» Exercise aim
Note each line of the listing that contains the string "CHOOSE", and copy it.
begin Records to use
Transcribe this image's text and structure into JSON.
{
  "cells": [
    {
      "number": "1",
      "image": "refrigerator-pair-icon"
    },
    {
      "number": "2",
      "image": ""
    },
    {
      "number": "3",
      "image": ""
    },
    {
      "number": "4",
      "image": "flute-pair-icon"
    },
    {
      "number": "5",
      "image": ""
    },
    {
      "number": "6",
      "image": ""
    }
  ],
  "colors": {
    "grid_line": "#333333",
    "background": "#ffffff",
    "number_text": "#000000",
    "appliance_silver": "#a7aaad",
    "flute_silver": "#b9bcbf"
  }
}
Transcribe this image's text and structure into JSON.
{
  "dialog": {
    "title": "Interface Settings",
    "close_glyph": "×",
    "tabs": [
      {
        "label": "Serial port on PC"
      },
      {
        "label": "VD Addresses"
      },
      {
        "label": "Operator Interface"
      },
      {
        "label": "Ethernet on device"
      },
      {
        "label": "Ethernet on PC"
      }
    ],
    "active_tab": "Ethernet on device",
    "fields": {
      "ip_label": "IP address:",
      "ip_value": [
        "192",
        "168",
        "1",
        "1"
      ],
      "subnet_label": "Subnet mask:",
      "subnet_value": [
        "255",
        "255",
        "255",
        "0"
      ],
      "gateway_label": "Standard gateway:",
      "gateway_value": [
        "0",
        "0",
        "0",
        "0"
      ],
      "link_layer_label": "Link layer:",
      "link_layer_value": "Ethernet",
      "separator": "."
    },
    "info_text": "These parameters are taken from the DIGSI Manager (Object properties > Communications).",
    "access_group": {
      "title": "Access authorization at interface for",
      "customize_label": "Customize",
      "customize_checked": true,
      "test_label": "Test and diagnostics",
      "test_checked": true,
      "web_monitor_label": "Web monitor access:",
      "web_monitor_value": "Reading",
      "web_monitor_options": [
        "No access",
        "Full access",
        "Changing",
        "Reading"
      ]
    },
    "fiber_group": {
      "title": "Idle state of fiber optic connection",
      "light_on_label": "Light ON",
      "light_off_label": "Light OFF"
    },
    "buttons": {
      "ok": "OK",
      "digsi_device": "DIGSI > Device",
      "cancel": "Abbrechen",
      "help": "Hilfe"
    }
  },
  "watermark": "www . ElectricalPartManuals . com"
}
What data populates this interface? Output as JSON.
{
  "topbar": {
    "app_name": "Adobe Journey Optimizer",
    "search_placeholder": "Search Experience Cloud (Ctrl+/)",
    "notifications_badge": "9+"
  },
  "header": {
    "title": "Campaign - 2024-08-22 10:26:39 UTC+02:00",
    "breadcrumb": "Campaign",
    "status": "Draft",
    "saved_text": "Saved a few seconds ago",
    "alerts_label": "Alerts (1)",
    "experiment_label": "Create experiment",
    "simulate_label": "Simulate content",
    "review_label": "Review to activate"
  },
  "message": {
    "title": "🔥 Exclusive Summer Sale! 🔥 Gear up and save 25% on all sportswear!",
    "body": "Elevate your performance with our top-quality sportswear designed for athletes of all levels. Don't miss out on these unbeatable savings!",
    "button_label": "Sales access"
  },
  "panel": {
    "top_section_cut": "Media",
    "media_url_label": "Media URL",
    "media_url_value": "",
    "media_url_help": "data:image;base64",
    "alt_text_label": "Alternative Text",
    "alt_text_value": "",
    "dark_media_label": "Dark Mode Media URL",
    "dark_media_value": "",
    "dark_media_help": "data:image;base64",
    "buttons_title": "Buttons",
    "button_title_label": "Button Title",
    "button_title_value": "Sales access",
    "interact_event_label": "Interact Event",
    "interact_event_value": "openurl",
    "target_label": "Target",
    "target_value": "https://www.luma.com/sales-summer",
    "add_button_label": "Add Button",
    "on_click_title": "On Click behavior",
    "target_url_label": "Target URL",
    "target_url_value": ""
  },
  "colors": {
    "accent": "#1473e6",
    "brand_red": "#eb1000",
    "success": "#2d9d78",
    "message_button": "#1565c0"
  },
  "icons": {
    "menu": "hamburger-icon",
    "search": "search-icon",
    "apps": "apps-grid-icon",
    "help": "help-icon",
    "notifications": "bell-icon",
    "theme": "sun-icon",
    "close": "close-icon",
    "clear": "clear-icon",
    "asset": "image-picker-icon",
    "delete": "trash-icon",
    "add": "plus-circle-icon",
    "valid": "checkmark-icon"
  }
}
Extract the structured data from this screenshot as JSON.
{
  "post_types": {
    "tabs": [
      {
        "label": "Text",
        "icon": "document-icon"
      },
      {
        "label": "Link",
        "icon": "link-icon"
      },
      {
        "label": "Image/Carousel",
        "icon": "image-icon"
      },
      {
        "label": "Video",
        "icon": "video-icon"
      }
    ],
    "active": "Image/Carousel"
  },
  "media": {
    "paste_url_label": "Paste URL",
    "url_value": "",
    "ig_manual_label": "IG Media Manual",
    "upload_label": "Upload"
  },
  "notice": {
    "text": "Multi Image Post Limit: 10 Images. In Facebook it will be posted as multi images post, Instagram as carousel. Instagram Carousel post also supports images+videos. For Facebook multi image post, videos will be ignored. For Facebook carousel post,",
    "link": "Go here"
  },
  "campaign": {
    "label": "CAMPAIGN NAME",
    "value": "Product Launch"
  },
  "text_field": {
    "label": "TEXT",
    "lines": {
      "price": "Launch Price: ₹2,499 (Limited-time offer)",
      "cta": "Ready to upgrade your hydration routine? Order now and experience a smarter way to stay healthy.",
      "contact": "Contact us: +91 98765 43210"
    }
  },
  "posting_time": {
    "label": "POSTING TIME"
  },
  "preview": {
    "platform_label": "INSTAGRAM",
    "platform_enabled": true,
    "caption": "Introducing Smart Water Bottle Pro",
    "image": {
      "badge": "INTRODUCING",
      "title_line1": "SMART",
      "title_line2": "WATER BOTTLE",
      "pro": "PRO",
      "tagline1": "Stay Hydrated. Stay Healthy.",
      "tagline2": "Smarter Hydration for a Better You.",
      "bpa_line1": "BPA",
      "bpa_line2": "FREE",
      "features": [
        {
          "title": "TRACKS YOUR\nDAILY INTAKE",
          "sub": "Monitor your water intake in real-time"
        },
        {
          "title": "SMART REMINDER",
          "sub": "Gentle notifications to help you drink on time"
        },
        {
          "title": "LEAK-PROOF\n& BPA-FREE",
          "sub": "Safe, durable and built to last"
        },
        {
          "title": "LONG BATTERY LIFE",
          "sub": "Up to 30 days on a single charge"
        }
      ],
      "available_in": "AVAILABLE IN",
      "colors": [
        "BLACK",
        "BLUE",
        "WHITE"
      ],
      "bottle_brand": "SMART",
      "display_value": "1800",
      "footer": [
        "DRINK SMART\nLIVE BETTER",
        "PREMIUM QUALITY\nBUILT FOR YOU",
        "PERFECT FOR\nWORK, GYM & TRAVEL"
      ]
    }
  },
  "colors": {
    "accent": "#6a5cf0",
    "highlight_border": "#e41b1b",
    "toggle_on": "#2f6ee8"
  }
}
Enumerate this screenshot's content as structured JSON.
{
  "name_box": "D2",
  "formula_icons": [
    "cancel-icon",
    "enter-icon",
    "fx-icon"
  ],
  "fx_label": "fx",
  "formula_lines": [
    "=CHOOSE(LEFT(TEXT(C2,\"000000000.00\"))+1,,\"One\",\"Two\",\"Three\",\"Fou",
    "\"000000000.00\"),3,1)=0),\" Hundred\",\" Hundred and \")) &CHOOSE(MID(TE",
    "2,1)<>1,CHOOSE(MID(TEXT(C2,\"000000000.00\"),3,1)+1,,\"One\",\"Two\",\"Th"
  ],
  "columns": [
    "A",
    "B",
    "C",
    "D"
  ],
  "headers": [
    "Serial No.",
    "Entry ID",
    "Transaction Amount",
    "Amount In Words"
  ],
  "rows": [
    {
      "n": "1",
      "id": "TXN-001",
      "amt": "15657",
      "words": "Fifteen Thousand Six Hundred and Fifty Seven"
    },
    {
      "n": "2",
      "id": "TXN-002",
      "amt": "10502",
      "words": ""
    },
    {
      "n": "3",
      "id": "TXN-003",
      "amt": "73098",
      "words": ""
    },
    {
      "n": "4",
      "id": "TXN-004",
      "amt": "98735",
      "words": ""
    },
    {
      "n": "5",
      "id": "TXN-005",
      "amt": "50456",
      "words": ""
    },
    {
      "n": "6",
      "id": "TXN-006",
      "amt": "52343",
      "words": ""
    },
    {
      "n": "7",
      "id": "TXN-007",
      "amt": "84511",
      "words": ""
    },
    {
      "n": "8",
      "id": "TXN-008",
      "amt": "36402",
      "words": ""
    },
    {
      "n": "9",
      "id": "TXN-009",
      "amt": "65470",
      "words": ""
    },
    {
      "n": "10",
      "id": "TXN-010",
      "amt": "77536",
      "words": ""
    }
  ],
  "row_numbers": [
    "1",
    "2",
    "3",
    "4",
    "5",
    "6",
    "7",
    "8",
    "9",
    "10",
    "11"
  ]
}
end Records to use
» Solution to the problem
    "=CHOOSE(LEFT(TEXT(C2,\"000000000.00\"))+1,,\"One\",\"Two\",\"Three\",\"Fou",
    "\"000000000.00\"),3,1)=0),\" Hundred\",\" Hundred and \")) &CHOOSE(MID(TE",
    "2,1)<>1,CHOOSE(MID(TEXT(C2,\"000000000.00\"),3,1)+1,,\"One\",\"Two\",\"Th"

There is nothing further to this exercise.